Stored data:
------------------------------------------------

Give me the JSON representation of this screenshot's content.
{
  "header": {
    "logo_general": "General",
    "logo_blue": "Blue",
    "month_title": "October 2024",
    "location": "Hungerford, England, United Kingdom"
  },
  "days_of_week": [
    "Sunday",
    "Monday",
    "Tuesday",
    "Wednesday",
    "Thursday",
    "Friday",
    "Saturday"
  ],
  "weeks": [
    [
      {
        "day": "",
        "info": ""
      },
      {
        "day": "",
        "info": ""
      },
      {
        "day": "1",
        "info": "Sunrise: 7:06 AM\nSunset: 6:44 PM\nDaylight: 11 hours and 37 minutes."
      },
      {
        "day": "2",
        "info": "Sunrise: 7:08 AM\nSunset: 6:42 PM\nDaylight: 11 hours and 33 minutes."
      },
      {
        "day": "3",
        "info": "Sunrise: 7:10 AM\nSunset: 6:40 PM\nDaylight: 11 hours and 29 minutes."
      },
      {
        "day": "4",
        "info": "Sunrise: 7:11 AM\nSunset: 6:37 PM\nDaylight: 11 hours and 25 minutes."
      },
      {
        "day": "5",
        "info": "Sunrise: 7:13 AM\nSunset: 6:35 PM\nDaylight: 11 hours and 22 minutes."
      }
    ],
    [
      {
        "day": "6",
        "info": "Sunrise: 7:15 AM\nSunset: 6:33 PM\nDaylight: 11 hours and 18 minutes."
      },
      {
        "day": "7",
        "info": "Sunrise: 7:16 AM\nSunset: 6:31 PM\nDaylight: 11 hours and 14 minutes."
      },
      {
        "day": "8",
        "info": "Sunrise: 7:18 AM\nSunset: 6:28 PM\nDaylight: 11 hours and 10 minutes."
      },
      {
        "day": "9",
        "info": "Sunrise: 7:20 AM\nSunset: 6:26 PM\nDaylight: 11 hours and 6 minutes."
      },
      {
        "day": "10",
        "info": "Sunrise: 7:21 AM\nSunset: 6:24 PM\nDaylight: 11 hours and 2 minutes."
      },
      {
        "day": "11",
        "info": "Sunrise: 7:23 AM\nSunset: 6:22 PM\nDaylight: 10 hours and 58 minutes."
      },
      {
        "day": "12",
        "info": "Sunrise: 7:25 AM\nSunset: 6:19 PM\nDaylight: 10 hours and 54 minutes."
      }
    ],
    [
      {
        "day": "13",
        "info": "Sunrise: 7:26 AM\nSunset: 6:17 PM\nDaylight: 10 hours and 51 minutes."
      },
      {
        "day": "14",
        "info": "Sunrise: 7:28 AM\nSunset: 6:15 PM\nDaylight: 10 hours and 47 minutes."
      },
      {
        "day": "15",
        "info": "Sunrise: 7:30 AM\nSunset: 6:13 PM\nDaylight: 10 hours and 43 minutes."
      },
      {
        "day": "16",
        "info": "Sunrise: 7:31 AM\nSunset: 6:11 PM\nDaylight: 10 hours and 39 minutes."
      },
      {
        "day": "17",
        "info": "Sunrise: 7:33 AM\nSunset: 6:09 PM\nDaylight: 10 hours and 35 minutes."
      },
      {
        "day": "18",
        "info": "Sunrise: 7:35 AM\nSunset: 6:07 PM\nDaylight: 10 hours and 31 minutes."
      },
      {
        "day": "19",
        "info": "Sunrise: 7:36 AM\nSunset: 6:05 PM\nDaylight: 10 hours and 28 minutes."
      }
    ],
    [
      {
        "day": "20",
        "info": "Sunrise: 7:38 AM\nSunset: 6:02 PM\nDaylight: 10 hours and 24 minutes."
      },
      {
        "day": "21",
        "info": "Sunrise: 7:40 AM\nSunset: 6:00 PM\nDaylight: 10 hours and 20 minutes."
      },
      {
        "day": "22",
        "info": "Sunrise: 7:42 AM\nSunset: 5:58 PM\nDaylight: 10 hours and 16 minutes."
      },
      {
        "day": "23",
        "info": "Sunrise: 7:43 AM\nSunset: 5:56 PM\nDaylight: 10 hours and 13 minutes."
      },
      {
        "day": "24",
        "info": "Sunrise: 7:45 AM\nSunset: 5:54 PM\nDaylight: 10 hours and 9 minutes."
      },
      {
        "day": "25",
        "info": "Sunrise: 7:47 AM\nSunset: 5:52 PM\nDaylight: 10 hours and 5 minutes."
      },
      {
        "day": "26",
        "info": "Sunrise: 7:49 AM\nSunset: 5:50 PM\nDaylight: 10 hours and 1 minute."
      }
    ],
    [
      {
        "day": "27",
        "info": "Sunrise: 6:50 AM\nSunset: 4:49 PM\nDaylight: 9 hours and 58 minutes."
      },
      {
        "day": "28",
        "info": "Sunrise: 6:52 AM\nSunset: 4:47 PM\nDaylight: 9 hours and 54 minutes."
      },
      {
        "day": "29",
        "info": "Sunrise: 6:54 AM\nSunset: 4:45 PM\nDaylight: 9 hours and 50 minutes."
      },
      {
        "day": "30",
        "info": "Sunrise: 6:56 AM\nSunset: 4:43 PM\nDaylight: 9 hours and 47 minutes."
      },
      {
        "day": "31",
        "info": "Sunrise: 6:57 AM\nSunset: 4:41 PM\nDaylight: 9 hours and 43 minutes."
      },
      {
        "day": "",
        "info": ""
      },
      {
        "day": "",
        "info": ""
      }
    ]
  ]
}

------------------------------------------------

*WHAT TO DO*:
Each record above should be returned exactly as it appears.

*WRITTEN RESPONSE*:
Give me the JSON representation of this screenshot's content.
{
  "header": {
    "logo_general": "General",
    "logo_blue": "Blue",
    "month_title": "October 2024",
    "location": "Hungerford, England, United Kingdom"
  },
  "days_of_week": [
    "Sunday",
    "Monday",
    "Tuesday",
    "Wednesday",
    "Thursday",
    "Friday",
    "Saturday"
  ],
  "weeks": [
    [
      {
        "day": "",
        "info": ""
      },
      {
        "day": "",
        "info": ""
      },
      {
        "day": "1",
        "info": "Sunrise: 7:06 AM\nSunset: 6:44 PM\nDaylight: 11 hours and 37 minutes."
      },
      {
        "day": "2",
        "info": "Sunrise: 7:08 AM\nSunset: 6:42 PM\nDaylight: 11 hours and 33 minutes."
      },
      {
        "day": "3",
        "info": "Sunrise: 7:10 AM\nSunset: 6:40 PM\nDaylight: 11 hours and 29 minutes."
      },
      {
        "day": "4",
        "info": "Sunrise: 7:11 AM\nSunset: 6:37 PM\nDaylight: 11 hours and 25 minutes."
      },
      {
        "day": "5",
        "info": "Sunrise: 7:13 AM\nSunset: 6:35 PM\nDaylight: 11 hours and 22 minutes."
      }
    ],
    [
      {
        "day": "6",
        "info": "Sunrise: 7:15 AM\nSunset: 6:33 PM\nDaylight: 11 hours and 18 minutes."
      },
      {
        "day": "7",
        "info": "Sunrise: 7:16 AM\nSunset: 6:31 PM\nDaylight: 11 hours and 14 minutes."
      },
      {
        "day": "8",
        "info": "Sunrise: 7:18 AM\nSunset: 6:28 PM\nDaylight: 11 hours and 10 minutes."
      },
      {
        "day": "9",
        "info": "Sunrise: 7:20 AM\nSunset: 6:26 PM\nDaylight: 11 hours and 6 minutes."
      },
      {
        "day": "10",
        "info": "Sunrise: 7:21 AM\nSunset: 6:24 PM\nDaylight: 11 hours and 2 minutes."
      },
      {
        "day": "11",
        "info": "Sunrise: 7:23 AM\nSunset: 6:22 PM\nDaylight: 10 hours and 58 minutes."
      },
      {
        "day": "12",
        "info": "Sunrise: 7:25 AM\nSunset: 6:19 PM\nDaylight: 10 hours and 54 minutes."
      }
    ],
    [
      {
        "day": "13",
        "info": "Sunrise: 7:26 AM\nSunset: 6:17 PM\nDaylight: 10 hours and 51 minutes."
      },
      {
        "day": "14",
        "info": "Sunrise: 7:28 AM\nSunset: 6:15 PM\nDaylight: 10 hours and 47 minutes."
      },
      {
        "day": "15",
        "info": "Sunrise: 7:30 AM\nSunset: 6:13 PM\nDaylight: 10 hours and 43 minutes."
      },
      {
        "day": "16",
        "info": "Sunrise: 7:31 AM\nSunset: 6:11 PM\nDaylight: 10 hours and 39 minutes."
      },
      {
        "day": "17",
        "info": "Sunrise: 7:33 AM\nSunset: 6:09 PM\nDaylight: 10 hours and 35 minutes."
      },
      {
        "day": "18",
        "info": "Sunrise: 7:35 AM\nSunset: 6:07 PM\nDaylight: 10 hours and 31 minutes."
      },
      {
        "day": "19",
        "info": "Sunrise: 7:36 AM\nSunset: 6:05 PM\nDaylight: 10 hours and 28 minutes."
      }
    ],
    [
      {
        "day": "20",
        "info": "Sunrise: 7:38 AM\nSunset: 6:02 PM\nDaylight: 10 hours and 24 minutes."
      },
      {
        "day": "21",
        "info": "Sunrise: 7:40 AM\nSunset: 6:00 PM\nDaylight: 10 hours and 20 minutes."
      },
      {
        "day": "22",
        "info": "Sunrise: 7:42 AM\nSunset: 5:58 PM\nDaylight: 10 hours and 16 minutes."
      },
      {
        "day": "23",
        "info": "Sunrise: 7:43 AM\nSunset: 5:56 PM\nDaylight: 10 hours and 13 minutes."
      },
      {
        "day": "24",
        "info": "Sunrise: 7:45 AM\nSunset: 5:54 PM\nDaylight: 10 hours and 9 minutes."
      },
      {
        "day": "25",
        "info": "Sunrise: 7:47 AM\nSunset: 5:52 PM\nDaylight: 10 hours and 5 minutes."
      },
      {
        "day": "26",
        "info": "Sunrise: 7:49 AM\nSunset: 5:50 PM\nDaylight: 10 hours and 1 minute."
      }
    ],
    [
      {
        "day": "27",
        "info": "Sunrise: 6:50 AM\nSunset: 4:49 PM\nDaylight: 9 hours and 58 minutes."
      },
      {
        "day": "28",
        "info": "Sunrise: 6:52 AM\nSunset: 4:47 PM\nDaylight: 9 hours and 54 minutes."
      },
      {
        "day": "29",
        "info": "Sunrise: 6:54 AM\nSunset: 4:45 PM\nDaylight: 9 hours and 50 minutes."
      },
      {
        "day": "30",
        "info": "Sunrise: 6:56 AM\nSunset: 4:43 PM\nDaylight: 9 hours and 47 minutes."
      },
      {
        "day": "31",
        "info": "Sunrise: 6:57 AM\nSunset: 4:41 PM\nDaylight: 9 hours and 43 minutes."
      },
      {
        "day": "",
        "info": ""
      },
      {
        "day": "",
        "info": ""
      }
    ]
  ]
}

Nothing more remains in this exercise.